▶ [Problem requirements]: Bring together all lines of the material below that contain the string "Park".
## begin
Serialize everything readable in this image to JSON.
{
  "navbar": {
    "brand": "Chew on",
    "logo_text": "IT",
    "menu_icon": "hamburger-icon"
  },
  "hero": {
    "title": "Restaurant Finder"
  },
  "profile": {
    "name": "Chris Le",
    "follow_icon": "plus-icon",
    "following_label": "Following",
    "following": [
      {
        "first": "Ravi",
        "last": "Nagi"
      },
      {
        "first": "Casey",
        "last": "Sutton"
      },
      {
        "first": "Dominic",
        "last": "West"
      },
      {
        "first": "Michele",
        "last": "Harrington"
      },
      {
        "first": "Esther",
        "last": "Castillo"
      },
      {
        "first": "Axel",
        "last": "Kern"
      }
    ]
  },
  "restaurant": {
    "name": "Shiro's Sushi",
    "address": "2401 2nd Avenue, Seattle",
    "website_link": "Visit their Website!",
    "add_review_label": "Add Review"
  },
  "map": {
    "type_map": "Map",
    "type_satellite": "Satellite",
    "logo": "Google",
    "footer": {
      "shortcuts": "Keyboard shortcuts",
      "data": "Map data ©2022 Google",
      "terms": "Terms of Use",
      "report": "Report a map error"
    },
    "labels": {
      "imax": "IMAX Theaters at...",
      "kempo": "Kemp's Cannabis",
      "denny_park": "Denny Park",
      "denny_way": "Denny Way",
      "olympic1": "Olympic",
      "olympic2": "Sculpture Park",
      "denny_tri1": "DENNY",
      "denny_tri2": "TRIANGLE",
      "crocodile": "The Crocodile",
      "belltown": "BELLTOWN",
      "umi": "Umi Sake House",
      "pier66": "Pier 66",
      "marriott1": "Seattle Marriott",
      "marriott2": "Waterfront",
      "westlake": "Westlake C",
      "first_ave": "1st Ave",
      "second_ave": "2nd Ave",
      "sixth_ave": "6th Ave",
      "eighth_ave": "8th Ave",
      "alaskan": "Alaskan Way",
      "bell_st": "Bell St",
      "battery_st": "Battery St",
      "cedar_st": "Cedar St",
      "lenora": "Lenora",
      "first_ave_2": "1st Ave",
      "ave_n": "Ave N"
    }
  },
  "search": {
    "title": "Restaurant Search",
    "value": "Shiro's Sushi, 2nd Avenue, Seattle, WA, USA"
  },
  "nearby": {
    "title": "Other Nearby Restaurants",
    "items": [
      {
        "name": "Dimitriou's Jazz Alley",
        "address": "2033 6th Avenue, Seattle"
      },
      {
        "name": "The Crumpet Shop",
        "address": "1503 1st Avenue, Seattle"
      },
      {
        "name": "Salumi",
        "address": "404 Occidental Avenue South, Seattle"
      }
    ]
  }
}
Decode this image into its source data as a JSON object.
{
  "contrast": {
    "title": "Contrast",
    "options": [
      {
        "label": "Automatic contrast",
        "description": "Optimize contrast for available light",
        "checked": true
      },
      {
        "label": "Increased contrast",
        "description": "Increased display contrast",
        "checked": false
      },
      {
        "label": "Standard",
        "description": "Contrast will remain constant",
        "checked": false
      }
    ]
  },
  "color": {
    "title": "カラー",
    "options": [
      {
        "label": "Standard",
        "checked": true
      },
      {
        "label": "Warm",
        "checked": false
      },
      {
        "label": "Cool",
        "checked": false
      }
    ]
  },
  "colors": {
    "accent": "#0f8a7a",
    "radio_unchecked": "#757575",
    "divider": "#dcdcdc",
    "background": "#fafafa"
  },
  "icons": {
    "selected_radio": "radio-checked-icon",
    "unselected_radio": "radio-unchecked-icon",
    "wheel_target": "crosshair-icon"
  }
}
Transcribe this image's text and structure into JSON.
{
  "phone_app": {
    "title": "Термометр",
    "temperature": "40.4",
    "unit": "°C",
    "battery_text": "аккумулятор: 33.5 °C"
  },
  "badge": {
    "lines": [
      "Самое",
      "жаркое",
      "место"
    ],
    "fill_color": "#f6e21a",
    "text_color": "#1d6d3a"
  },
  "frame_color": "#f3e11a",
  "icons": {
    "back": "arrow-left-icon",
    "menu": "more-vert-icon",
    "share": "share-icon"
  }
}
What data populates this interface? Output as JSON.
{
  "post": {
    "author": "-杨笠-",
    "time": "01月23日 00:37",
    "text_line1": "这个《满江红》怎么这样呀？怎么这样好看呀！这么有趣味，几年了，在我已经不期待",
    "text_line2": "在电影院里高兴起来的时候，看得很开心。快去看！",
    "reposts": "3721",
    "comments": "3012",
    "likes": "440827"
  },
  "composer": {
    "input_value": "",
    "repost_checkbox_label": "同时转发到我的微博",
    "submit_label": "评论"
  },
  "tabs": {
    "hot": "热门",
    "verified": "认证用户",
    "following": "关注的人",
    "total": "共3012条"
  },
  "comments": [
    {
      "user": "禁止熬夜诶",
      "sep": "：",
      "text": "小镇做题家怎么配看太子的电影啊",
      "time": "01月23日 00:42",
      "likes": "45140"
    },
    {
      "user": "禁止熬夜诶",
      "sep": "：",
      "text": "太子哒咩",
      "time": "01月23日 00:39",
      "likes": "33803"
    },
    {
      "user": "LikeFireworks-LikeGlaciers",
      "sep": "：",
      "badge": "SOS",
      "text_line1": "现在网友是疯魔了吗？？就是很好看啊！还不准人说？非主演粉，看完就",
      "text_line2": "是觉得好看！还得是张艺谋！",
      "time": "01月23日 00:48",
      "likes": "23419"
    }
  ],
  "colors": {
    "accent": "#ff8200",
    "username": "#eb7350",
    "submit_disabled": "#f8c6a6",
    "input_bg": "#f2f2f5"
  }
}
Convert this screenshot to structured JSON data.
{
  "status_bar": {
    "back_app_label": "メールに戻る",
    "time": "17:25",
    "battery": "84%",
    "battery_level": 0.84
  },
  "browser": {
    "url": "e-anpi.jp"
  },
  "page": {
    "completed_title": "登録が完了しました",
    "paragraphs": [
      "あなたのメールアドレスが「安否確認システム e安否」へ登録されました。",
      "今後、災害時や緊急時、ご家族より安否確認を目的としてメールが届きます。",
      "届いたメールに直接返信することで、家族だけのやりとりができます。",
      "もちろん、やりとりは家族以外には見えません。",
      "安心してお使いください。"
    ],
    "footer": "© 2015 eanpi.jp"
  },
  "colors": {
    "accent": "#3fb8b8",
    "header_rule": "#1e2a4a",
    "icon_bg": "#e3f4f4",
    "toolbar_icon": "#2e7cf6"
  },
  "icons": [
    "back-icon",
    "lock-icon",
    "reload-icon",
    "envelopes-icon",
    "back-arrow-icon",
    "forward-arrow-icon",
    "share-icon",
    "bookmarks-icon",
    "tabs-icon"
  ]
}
## end
▶ [Exercise result]:
      "denny_park": "Denny Park",
      "olympic2": "Sculpture Park",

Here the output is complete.